*DO THIS*: Please reproduce the material below, starting at its first line and ending at the line containing "- calendar-small-icon: [127, 132, 162, 167]", changing "hamburger-menu-icon" to "menu-toggle-icon" and leaving everything else unchanged.

*RECORDS SUPPLIED*:
· · · ·
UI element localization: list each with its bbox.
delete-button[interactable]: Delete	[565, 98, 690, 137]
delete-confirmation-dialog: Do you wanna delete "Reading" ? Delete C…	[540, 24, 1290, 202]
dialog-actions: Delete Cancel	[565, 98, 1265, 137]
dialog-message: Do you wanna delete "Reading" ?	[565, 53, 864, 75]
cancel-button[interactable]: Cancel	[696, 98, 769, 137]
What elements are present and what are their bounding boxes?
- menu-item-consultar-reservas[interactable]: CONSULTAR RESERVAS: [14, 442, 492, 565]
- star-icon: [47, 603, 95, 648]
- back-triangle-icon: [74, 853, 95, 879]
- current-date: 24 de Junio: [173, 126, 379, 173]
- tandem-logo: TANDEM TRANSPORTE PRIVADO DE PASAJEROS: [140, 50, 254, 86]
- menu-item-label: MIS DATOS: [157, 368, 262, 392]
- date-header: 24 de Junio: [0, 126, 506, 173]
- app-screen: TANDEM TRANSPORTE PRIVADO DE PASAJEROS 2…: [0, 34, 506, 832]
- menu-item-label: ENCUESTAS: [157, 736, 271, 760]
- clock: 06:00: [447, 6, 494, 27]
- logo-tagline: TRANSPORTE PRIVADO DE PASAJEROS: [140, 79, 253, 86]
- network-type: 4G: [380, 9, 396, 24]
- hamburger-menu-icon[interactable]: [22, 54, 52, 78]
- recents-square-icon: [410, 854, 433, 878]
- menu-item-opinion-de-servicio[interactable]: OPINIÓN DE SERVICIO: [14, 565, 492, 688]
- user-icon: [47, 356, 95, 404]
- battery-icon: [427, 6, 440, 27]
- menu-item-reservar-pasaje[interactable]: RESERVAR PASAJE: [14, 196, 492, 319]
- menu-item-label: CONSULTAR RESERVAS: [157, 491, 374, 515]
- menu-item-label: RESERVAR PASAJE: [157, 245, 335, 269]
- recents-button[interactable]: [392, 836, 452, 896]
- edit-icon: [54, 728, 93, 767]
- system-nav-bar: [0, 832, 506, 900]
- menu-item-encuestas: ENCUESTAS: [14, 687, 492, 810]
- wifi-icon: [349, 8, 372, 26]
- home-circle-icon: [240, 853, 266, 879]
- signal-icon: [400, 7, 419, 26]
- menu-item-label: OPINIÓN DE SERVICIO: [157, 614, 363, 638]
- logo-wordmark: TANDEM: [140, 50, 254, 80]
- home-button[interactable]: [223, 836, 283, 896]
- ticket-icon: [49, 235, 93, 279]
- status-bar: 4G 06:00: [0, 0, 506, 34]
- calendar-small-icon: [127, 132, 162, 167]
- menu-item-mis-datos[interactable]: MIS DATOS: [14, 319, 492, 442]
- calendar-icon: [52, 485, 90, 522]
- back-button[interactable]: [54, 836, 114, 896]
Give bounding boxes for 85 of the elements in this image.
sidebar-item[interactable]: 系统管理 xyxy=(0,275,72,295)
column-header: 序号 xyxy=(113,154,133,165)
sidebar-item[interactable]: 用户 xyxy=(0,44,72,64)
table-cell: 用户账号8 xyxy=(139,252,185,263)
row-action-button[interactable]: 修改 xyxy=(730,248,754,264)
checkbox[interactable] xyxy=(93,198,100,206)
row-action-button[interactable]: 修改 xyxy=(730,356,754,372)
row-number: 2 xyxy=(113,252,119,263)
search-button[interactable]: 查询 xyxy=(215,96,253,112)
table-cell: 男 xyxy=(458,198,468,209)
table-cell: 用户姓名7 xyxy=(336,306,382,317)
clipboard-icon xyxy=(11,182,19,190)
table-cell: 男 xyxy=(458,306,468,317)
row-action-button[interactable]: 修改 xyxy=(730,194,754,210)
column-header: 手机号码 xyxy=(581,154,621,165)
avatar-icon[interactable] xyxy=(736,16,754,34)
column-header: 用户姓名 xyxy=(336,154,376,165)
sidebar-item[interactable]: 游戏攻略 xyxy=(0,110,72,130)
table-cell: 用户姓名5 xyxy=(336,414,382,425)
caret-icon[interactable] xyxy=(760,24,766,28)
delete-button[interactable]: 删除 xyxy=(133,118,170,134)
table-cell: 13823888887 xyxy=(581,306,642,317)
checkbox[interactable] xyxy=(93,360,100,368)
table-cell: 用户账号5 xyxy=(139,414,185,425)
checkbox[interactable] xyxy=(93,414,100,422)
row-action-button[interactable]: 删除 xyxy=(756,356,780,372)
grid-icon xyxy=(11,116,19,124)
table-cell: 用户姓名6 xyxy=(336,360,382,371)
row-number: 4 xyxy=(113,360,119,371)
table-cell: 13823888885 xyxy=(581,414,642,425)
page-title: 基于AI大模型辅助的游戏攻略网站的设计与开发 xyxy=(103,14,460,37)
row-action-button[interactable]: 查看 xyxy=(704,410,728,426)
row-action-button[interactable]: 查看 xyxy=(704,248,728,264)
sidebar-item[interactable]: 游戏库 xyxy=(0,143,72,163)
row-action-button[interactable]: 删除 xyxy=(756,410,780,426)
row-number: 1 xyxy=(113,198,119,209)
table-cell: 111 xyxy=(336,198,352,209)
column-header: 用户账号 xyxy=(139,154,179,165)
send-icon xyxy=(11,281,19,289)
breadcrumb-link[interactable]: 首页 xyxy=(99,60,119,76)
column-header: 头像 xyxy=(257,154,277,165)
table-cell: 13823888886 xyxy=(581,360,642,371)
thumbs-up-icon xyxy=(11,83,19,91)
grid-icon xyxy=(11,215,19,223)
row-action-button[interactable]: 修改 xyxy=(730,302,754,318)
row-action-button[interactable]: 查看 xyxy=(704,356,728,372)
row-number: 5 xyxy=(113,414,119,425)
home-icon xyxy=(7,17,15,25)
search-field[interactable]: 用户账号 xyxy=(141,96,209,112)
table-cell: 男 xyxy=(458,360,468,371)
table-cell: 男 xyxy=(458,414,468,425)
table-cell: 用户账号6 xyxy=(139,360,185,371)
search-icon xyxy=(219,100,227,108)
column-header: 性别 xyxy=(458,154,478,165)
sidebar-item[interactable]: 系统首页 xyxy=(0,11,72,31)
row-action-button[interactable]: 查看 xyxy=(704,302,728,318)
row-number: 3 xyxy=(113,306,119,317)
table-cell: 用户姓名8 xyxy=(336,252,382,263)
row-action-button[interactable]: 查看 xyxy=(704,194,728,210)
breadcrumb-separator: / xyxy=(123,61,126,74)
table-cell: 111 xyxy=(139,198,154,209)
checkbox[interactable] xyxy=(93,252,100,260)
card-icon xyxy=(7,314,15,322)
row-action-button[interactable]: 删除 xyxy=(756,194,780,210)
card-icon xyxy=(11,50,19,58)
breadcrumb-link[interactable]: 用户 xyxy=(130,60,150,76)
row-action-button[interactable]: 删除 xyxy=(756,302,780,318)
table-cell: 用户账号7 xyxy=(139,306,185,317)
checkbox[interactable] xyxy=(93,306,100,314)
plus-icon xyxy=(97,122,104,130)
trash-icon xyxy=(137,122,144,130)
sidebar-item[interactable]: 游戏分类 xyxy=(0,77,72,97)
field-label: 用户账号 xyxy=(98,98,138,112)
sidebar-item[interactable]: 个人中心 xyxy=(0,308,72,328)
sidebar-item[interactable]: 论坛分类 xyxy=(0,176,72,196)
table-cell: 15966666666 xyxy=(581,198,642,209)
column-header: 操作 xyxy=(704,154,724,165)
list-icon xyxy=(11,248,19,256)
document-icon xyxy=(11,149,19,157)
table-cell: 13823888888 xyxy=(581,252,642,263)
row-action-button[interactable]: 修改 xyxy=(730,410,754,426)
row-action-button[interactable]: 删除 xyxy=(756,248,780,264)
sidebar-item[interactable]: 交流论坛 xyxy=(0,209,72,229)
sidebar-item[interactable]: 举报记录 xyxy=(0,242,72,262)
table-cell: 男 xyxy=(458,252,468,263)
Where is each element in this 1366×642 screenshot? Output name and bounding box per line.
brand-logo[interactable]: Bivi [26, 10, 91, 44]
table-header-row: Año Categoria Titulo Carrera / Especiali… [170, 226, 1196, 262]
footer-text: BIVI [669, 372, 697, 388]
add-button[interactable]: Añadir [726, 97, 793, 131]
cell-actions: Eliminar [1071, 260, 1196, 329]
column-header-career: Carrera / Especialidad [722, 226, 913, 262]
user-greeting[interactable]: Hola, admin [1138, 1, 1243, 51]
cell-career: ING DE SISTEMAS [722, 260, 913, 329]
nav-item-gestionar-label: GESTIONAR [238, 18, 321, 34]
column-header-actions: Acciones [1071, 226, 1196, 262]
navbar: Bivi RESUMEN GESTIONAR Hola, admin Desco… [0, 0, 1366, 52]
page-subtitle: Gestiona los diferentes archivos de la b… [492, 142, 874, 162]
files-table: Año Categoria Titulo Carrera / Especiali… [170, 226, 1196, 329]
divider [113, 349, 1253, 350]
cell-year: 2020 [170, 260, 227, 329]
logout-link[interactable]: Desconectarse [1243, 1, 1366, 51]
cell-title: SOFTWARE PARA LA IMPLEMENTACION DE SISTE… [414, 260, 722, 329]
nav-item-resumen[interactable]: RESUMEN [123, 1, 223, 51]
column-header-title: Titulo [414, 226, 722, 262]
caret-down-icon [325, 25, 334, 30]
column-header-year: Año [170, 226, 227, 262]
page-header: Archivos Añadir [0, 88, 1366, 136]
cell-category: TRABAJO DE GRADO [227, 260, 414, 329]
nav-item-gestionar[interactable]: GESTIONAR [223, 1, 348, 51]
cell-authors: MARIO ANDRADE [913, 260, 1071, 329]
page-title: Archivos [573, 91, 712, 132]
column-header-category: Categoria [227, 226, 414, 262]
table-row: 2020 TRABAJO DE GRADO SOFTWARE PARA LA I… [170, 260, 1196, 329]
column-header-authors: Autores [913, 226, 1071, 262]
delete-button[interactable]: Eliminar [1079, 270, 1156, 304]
· · · ·
*RESULT BELOW*:
UI element localization: list each with its bbox.
delete-button[interactable]: Delete	[565, 98, 690, 137]
delete-confirmation-dialog: Do you wanna delete "Reading" ? Delete C…	[540, 24, 1290, 202]
dialog-actions: Delete Cancel	[565, 98, 1265, 137]
dialog-message: Do you wanna delete "Reading" ?	[565, 53, 864, 75]
cancel-button[interactable]: Cancel	[696, 98, 769, 137]
What elements are present and what are their bounding boxes?
- menu-item-consultar-reservas[interactable]: CONSULTAR RESERVAS: [14, 442, 492, 565]
- star-icon: [47, 603, 95, 648]
- back-triangle-icon: [74, 853, 95, 879]
- current-date: 24 de Junio: [173, 126, 379, 173]
- tandem-logo: TANDEM TRANSPORTE PRIVADO DE PASAJEROS: [140, 50, 254, 86]
- menu-item-label: MIS DATOS: [157, 368, 262, 392]
- date-header: 24 de Junio: [0, 126, 506, 173]
- app-screen: TANDEM TRANSPORTE PRIVADO DE PASAJEROS 2…: [0, 34, 506, 832]
- menu-item-label: ENCUESTAS: [157, 736, 271, 760]
- clock: 06:00: [447, 6, 494, 27]
- logo-tagline: TRANSPORTE PRIVADO DE PASAJEROS: [140, 79, 253, 86]
- network-type: 4G: [380, 9, 396, 24]
- menu-toggle-icon[interactable]: [22, 54, 52, 78]
- recents-square-icon: [410, 854, 433, 878]
- menu-item-opinion-de-servicio[interactable]: OPINIÓN DE SERVICIO: [14, 565, 492, 688]
- user-icon: [47, 356, 95, 404]
- battery-icon: [427, 6, 440, 27]
- menu-item-reservar-pasaje[interactable]: RESERVAR PASAJE: [14, 196, 492, 319]
- menu-item-label: CONSULTAR RESERVAS: [157, 491, 374, 515]
- menu-item-label: RESERVAR PASAJE: [157, 245, 335, 269]
- recents-button[interactable]: [392, 836, 452, 896]
- edit-icon: [54, 728, 93, 767]
- system-nav-bar: [0, 832, 506, 900]
- menu-item-encuestas: ENCUESTAS: [14, 687, 492, 810]
- wifi-icon: [349, 8, 372, 26]
- home-circle-icon: [240, 853, 266, 879]
- signal-icon: [400, 7, 419, 26]
- menu-item-label: OPINIÓN DE SERVICIO: [157, 614, 363, 638]
- logo-wordmark: TANDEM: [140, 50, 254, 80]
- home-button[interactable]: [223, 836, 283, 896]
- ticket-icon: [49, 235, 93, 279]
- status-bar: 4G 06:00: [0, 0, 506, 34]
- calendar-small-icon: [127, 132, 162, 167]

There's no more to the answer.